* SUPPLIED ENTRIES *
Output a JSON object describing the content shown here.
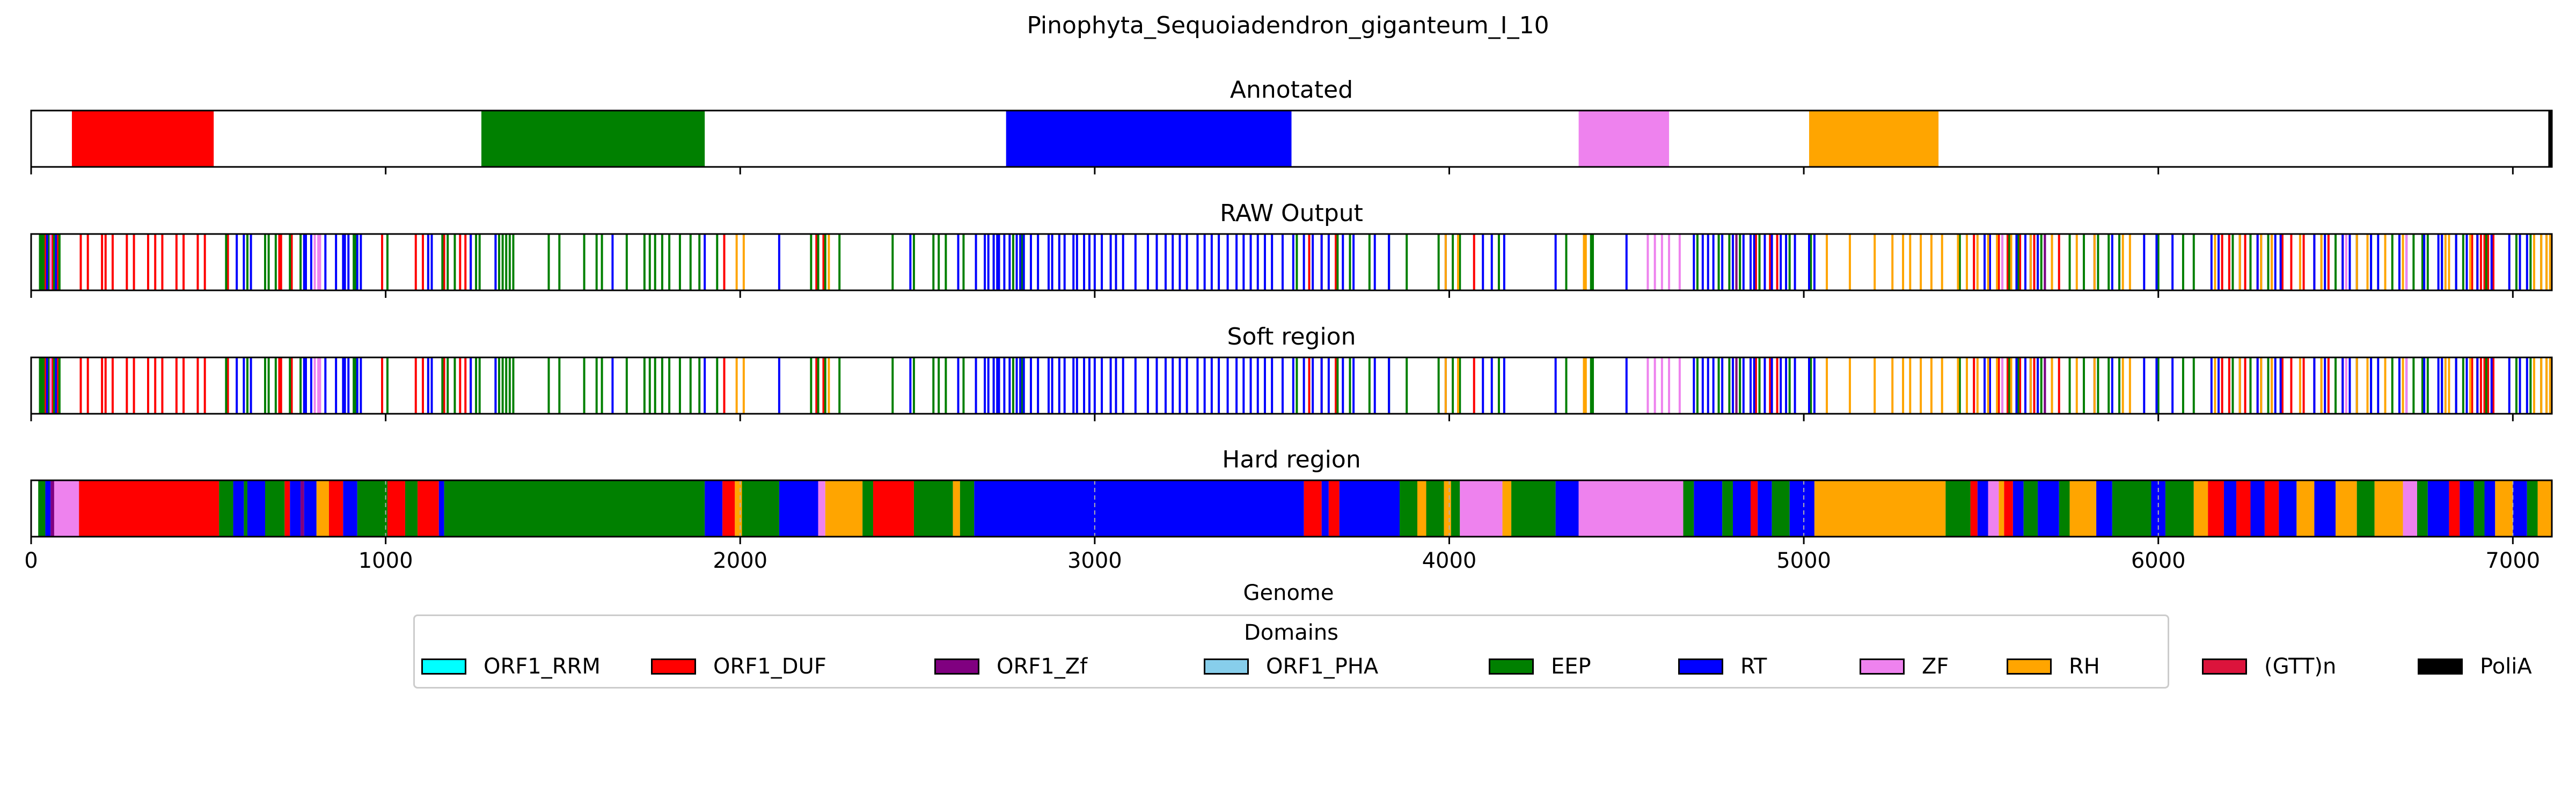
{
  "chart_data": {
    "type": "bar",
    "title": "Pinophyta_Sequoiadendron_giganteum_I_10",
    "xlabel": "Genome",
    "xlim": [
      0,
      7110
    ],
    "xticks": [
      0,
      1000,
      2000,
      3000,
      4000,
      5000,
      6000,
      7000
    ],
    "legend": {
      "title": "Domains",
      "placement": "bottom-center",
      "entries": [
        "ORF1_RRM",
        "ORF1_DUF",
        "ORF1_Zf",
        "ORF1_PHA",
        "EEP",
        "RT",
        "ZF",
        "RH",
        "(GTT)n",
        "PoliA"
      ]
    },
    "colors": {
      "ORF1_RRM": "#00ffff",
      "ORF1_DUF": "#ff0000",
      "ORF1_Zf": "#800080",
      "ORF1_PHA": "#87ceeb",
      "EEP": "#008000",
      "RT": "#0000ff",
      "ZF": "#ee82ee",
      "RH": "#ffa500",
      "(GTT)n": "#dc143c",
      "PoliA": "#000000"
    },
    "panels": [
      {
        "title": "Annotated",
        "kind": "segments",
        "segments": [
          {
            "domain": "ORF1_DUF",
            "start": 115,
            "end": 515
          },
          {
            "domain": "EEP",
            "start": 1270,
            "end": 1900
          },
          {
            "domain": "RT",
            "start": 2750,
            "end": 3555
          },
          {
            "domain": "ZF",
            "start": 4365,
            "end": 4620
          },
          {
            "domain": "RH",
            "start": 5015,
            "end": 5380
          },
          {
            "domain": "PoliA",
            "start": 7100,
            "end": 7110
          }
        ]
      },
      {
        "title": "RAW Output",
        "kind": "lines",
        "lines": {
          "ORF1_DUF": [
            40,
            60,
            75,
            140,
            160,
            200,
            210,
            230,
            270,
            290,
            330,
            350,
            370,
            410,
            430,
            470,
            490,
            555,
            700,
            705,
            735,
            990,
            1085,
            1105,
            1120,
            1165,
            1210,
            1225,
            1240,
            1955,
            2215,
            2235,
            3605,
            3640,
            3680,
            4070,
            4810,
            4850,
            4865,
            4905,
            4925,
            5480,
            5525,
            5550,
            5575,
            5610,
            5650,
            5720,
            6180,
            6200,
            6230,
            6245,
            6280,
            6320,
            6350,
            6375,
            6410,
            6440,
            6480,
            6520,
            6885,
            6900,
            6910,
            6920,
            6930,
            6945
          ],
          "EEP": [
            25,
            30,
            35,
            50,
            65,
            80,
            550,
            610,
            660,
            670,
            690,
            730,
            760,
            910,
            915,
            1005,
            1160,
            1175,
            1195,
            1255,
            1265,
            1310,
            1320,
            1330,
            1340,
            1350,
            1360,
            1460,
            1490,
            1560,
            1595,
            1610,
            1680,
            1730,
            1745,
            1760,
            1780,
            1800,
            1830,
            1860,
            1885,
            1935,
            2200,
            2220,
            2240,
            2280,
            2430,
            2490,
            2545,
            2560,
            2580,
            2630,
            2715,
            2770,
            2795,
            3570,
            3685,
            3720,
            3775,
            3830,
            3880,
            3970,
            4010,
            4030,
            4140,
            4330,
            4400,
            4405,
            4700,
            4760,
            4790,
            4800,
            4820,
            4875,
            4960,
            5020,
            5440,
            5460,
            5560,
            5580,
            5605,
            5640,
            5660,
            5670,
            5750,
            5790,
            5830,
            5860,
            5890,
            6000,
            6070,
            6100,
            6210,
            6260,
            6310,
            6400,
            6460,
            6500,
            6560,
            6600,
            6660,
            6720,
            6745,
            6760,
            6800,
            6840,
            6860,
            6925,
            7010,
            7050,
            7080,
            7095
          ],
          "RT": [
            45,
            70,
            580,
            600,
            620,
            770,
            775,
            790,
            800,
            830,
            860,
            880,
            885,
            895,
            920,
            930,
            1120,
            1130,
            1240,
            1310,
            1640,
            1900,
            2110,
            2480,
            2615,
            2665,
            2690,
            2700,
            2715,
            2725,
            2730,
            2745,
            2760,
            2780,
            2790,
            2800,
            2820,
            2840,
            2870,
            2880,
            2900,
            2915,
            2940,
            2950,
            2970,
            2985,
            3000,
            3020,
            3045,
            3060,
            3080,
            3115,
            3150,
            3175,
            3200,
            3220,
            3240,
            3260,
            3290,
            3310,
            3330,
            3350,
            3375,
            3400,
            3420,
            3440,
            3460,
            3480,
            3500,
            3530,
            3560,
            3590,
            3615,
            3640,
            3660,
            3700,
            3730,
            3790,
            3830,
            3990,
            4095,
            4120,
            4155,
            4300,
            4500,
            4690,
            4715,
            4730,
            4745,
            4770,
            4800,
            4830,
            4850,
            4860,
            4890,
            4910,
            4935,
            4950,
            4975,
            5015,
            5030,
            5510,
            5525,
            5600,
            5625,
            5640,
            5660,
            5680,
            5700,
            5820,
            5870,
            5960,
            5995,
            6040,
            6150,
            6170,
            6230,
            6280,
            6290,
            6330,
            6345,
            6440,
            6470,
            6520,
            6540,
            6560,
            6600,
            6620,
            6680,
            6700,
            6750,
            6790,
            6800,
            6840,
            6870,
            6900,
            6940,
            6990,
            7020,
            7040
          ],
          "ZF": [
            55,
            800,
            810,
            815,
            4560,
            4580,
            4600,
            4620,
            4650,
            5560,
            6530,
            6700
          ],
          "RH": [
            1990,
            2010,
            2250,
            3990,
            4025,
            4380,
            4385,
            5065,
            5130,
            5200,
            5250,
            5280,
            5300,
            5330,
            5360,
            5390,
            5435,
            5460,
            5490,
            5520,
            5545,
            5585,
            5640,
            5700,
            5770,
            5820,
            5900,
            5920,
            6160,
            6230,
            6290,
            6320,
            6400,
            6460,
            6560,
            6590,
            6640,
            6690,
            6810,
            6820,
            6880,
            7060,
            7080,
            7095,
            7105
          ],
          "ORF1_Zf": [
            4810,
            5680
          ]
        }
      },
      {
        "title": "Soft region",
        "kind": "lines",
        "same_as": "RAW Output"
      },
      {
        "title": "Hard region",
        "kind": "segments",
        "segments": [
          {
            "domain": "EEP",
            "start": 20,
            "end": 40
          },
          {
            "domain": "RT",
            "start": 40,
            "end": 55
          },
          {
            "domain": "ORF1_Zf",
            "start": 55,
            "end": 65
          },
          {
            "domain": "ZF",
            "start": 65,
            "end": 135
          },
          {
            "domain": "ORF1_DUF",
            "start": 135,
            "end": 530
          },
          {
            "domain": "EEP",
            "start": 530,
            "end": 570
          },
          {
            "domain": "RT",
            "start": 570,
            "end": 600
          },
          {
            "domain": "EEP",
            "start": 600,
            "end": 610
          },
          {
            "domain": "RT",
            "start": 610,
            "end": 660
          },
          {
            "domain": "EEP",
            "start": 660,
            "end": 715
          },
          {
            "domain": "ORF1_DUF",
            "start": 715,
            "end": 730
          },
          {
            "domain": "RT",
            "start": 730,
            "end": 760
          },
          {
            "domain": "ORF1_Zf",
            "start": 760,
            "end": 770
          },
          {
            "domain": "RT",
            "start": 770,
            "end": 805
          },
          {
            "domain": "RH",
            "start": 805,
            "end": 840
          },
          {
            "domain": "ORF1_DUF",
            "start": 840,
            "end": 880
          },
          {
            "domain": "RT",
            "start": 880,
            "end": 920
          },
          {
            "domain": "EEP",
            "start": 920,
            "end": 1005
          },
          {
            "domain": "ORF1_DUF",
            "start": 1005,
            "end": 1055
          },
          {
            "domain": "EEP",
            "start": 1055,
            "end": 1090
          },
          {
            "domain": "ORF1_DUF",
            "start": 1090,
            "end": 1150
          },
          {
            "domain": "RT",
            "start": 1150,
            "end": 1165
          },
          {
            "domain": "EEP",
            "start": 1165,
            "end": 1900
          },
          {
            "domain": "RT",
            "start": 1900,
            "end": 1950
          },
          {
            "domain": "ORF1_DUF",
            "start": 1950,
            "end": 1985
          },
          {
            "domain": "RH",
            "start": 1985,
            "end": 2005
          },
          {
            "domain": "EEP",
            "start": 2005,
            "end": 2110
          },
          {
            "domain": "RT",
            "start": 2110,
            "end": 2220
          },
          {
            "domain": "ZF",
            "start": 2220,
            "end": 2240
          },
          {
            "domain": "RH",
            "start": 2240,
            "end": 2345
          },
          {
            "domain": "EEP",
            "start": 2345,
            "end": 2375
          },
          {
            "domain": "ORF1_DUF",
            "start": 2375,
            "end": 2490
          },
          {
            "domain": "EEP",
            "start": 2490,
            "end": 2600
          },
          {
            "domain": "RH",
            "start": 2600,
            "end": 2620
          },
          {
            "domain": "EEP",
            "start": 2620,
            "end": 2660
          },
          {
            "domain": "RT",
            "start": 2660,
            "end": 3590
          },
          {
            "domain": "ORF1_DUF",
            "start": 3590,
            "end": 3640
          },
          {
            "domain": "RT",
            "start": 3640,
            "end": 3660
          },
          {
            "domain": "ORF1_DUF",
            "start": 3660,
            "end": 3690
          },
          {
            "domain": "RT",
            "start": 3690,
            "end": 3860
          },
          {
            "domain": "EEP",
            "start": 3860,
            "end": 3910
          },
          {
            "domain": "RH",
            "start": 3910,
            "end": 3935
          },
          {
            "domain": "EEP",
            "start": 3935,
            "end": 3985
          },
          {
            "domain": "RH",
            "start": 3985,
            "end": 4005
          },
          {
            "domain": "EEP",
            "start": 4005,
            "end": 4030
          },
          {
            "domain": "ZF",
            "start": 4030,
            "end": 4150
          },
          {
            "domain": "RH",
            "start": 4150,
            "end": 4175
          },
          {
            "domain": "EEP",
            "start": 4175,
            "end": 4300
          },
          {
            "domain": "RT",
            "start": 4300,
            "end": 4365
          },
          {
            "domain": "ZF",
            "start": 4365,
            "end": 4660
          },
          {
            "domain": "EEP",
            "start": 4660,
            "end": 4690
          },
          {
            "domain": "RT",
            "start": 4690,
            "end": 4770
          },
          {
            "domain": "EEP",
            "start": 4770,
            "end": 4800
          },
          {
            "domain": "RT",
            "start": 4800,
            "end": 4850
          },
          {
            "domain": "ORF1_DUF",
            "start": 4850,
            "end": 4870
          },
          {
            "domain": "RT",
            "start": 4870,
            "end": 4910
          },
          {
            "domain": "EEP",
            "start": 4910,
            "end": 4960
          },
          {
            "domain": "RT",
            "start": 4960,
            "end": 5030
          },
          {
            "domain": "RH",
            "start": 5030,
            "end": 5400
          },
          {
            "domain": "EEP",
            "start": 5400,
            "end": 5470
          },
          {
            "domain": "ORF1_DUF",
            "start": 5470,
            "end": 5490
          },
          {
            "domain": "RT",
            "start": 5490,
            "end": 5520
          },
          {
            "domain": "ZF",
            "start": 5520,
            "end": 5550
          },
          {
            "domain": "RH",
            "start": 5550,
            "end": 5565
          },
          {
            "domain": "ORF1_DUF",
            "start": 5565,
            "end": 5590
          },
          {
            "domain": "RT",
            "start": 5590,
            "end": 5620
          },
          {
            "domain": "EEP",
            "start": 5620,
            "end": 5660
          },
          {
            "domain": "RT",
            "start": 5660,
            "end": 5720
          },
          {
            "domain": "EEP",
            "start": 5720,
            "end": 5750
          },
          {
            "domain": "RH",
            "start": 5750,
            "end": 5825
          },
          {
            "domain": "RT",
            "start": 5825,
            "end": 5870
          },
          {
            "domain": "EEP",
            "start": 5870,
            "end": 5980
          },
          {
            "domain": "RT",
            "start": 5980,
            "end": 6020
          },
          {
            "domain": "EEP",
            "start": 6020,
            "end": 6100
          },
          {
            "domain": "RH",
            "start": 6100,
            "end": 6140
          },
          {
            "domain": "ORF1_DUF",
            "start": 6140,
            "end": 6185
          },
          {
            "domain": "RT",
            "start": 6185,
            "end": 6220
          },
          {
            "domain": "ORF1_DUF",
            "start": 6220,
            "end": 6260
          },
          {
            "domain": "RT",
            "start": 6260,
            "end": 6300
          },
          {
            "domain": "ORF1_DUF",
            "start": 6300,
            "end": 6340
          },
          {
            "domain": "RT",
            "start": 6340,
            "end": 6390
          },
          {
            "domain": "RH",
            "start": 6390,
            "end": 6440
          },
          {
            "domain": "RT",
            "start": 6440,
            "end": 6500
          },
          {
            "domain": "RH",
            "start": 6500,
            "end": 6560
          },
          {
            "domain": "EEP",
            "start": 6560,
            "end": 6610
          },
          {
            "domain": "RH",
            "start": 6610,
            "end": 6690
          },
          {
            "domain": "ZF",
            "start": 6690,
            "end": 6730
          },
          {
            "domain": "EEP",
            "start": 6730,
            "end": 6760
          },
          {
            "domain": "RT",
            "start": 6760,
            "end": 6820
          },
          {
            "domain": "ORF1_DUF",
            "start": 6820,
            "end": 6850
          },
          {
            "domain": "RT",
            "start": 6850,
            "end": 6890
          },
          {
            "domain": "EEP",
            "start": 6890,
            "end": 6920
          },
          {
            "domain": "RT",
            "start": 6920,
            "end": 6950
          },
          {
            "domain": "RH",
            "start": 6950,
            "end": 7000
          },
          {
            "domain": "RT",
            "start": 7000,
            "end": 7040
          },
          {
            "domain": "EEP",
            "start": 7040,
            "end": 7070
          },
          {
            "domain": "RH",
            "start": 7070,
            "end": 7110
          }
        ]
      }
    ]
  }
}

* WHAT IS EXPECTED *
Collect the lines of the records that include the string "region".

* SOLVED PROBLEM *
        "title": "Soft region",
        "title": "Hard region",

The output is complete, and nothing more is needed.